* begin RECORDS FOR PROCESSING *
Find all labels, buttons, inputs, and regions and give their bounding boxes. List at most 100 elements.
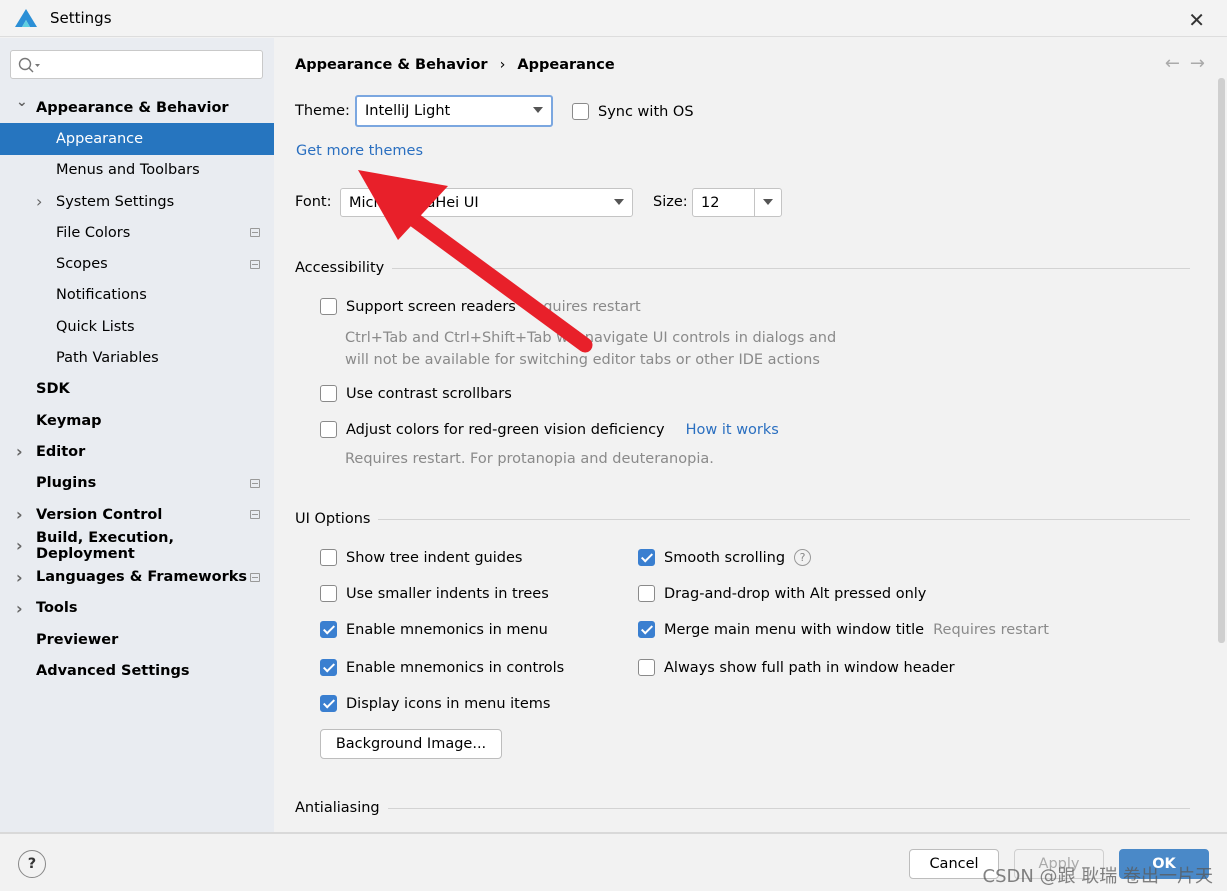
* end RECORDS FOR PROCESSING *
* begin RECORDS FOR PROCESSING *
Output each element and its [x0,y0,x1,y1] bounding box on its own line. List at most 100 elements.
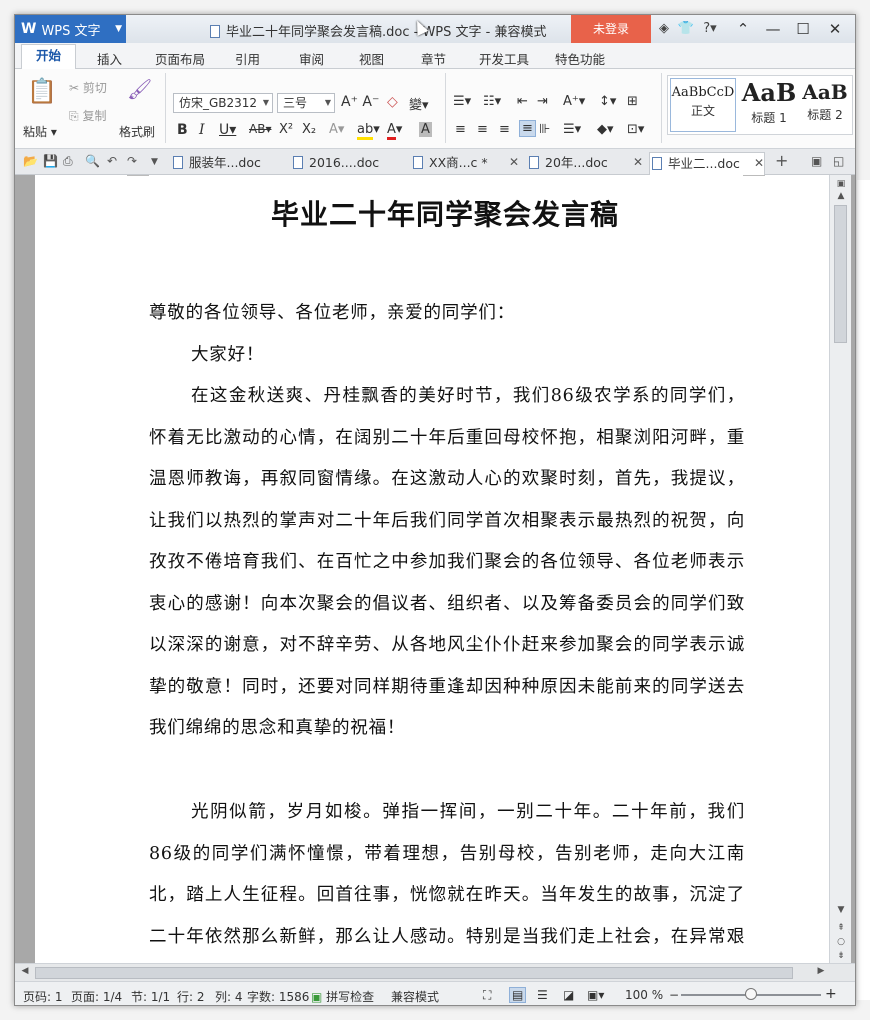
* end RECORDS FOR PROCESSING *
* begin RECORDS FOR PROCESSING *
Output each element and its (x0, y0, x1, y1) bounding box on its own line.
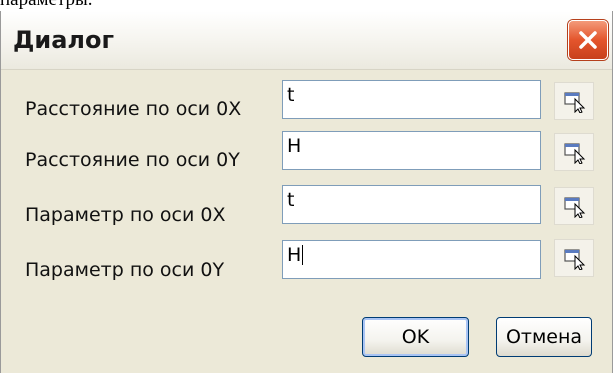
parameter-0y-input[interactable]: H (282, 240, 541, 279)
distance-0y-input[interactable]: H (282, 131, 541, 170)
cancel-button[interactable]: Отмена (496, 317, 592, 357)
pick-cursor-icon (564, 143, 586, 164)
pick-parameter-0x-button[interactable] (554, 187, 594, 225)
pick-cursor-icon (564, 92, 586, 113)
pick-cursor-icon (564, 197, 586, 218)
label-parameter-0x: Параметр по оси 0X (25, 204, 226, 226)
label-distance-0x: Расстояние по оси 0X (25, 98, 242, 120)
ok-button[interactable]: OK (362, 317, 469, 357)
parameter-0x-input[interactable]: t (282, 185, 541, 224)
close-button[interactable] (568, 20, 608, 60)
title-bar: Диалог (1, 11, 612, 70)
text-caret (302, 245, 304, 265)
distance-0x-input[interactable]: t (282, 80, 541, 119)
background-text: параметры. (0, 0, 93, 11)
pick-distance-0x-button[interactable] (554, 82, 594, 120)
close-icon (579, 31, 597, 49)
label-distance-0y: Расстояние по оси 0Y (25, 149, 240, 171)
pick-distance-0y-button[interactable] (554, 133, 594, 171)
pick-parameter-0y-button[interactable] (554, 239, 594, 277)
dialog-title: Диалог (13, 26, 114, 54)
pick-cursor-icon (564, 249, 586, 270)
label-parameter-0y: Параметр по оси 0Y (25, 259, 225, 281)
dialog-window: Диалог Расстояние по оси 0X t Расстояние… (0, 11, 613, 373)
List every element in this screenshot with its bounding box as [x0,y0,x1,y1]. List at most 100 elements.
* end RECORDS FOR PROCESSING *
TASK TO COMPLETE:
Copy the data again, from the line containing "Output each element and its (x0, y0, x1, y1)" through the line containing "cancel-button[interactable]: Отмена (496, 317, 592, 357)", including both of those lines. Leave out any pictures.

OUTPUT FOR THIS EXERCISE:
Output each element and its (x0, y0, x1, y1) bounding box on its own line.
parameter-0y-input[interactable]: H (282, 240, 541, 279)
distance-0y-input[interactable]: H (282, 131, 541, 170)
cancel-button[interactable]: Отмена (496, 317, 592, 357)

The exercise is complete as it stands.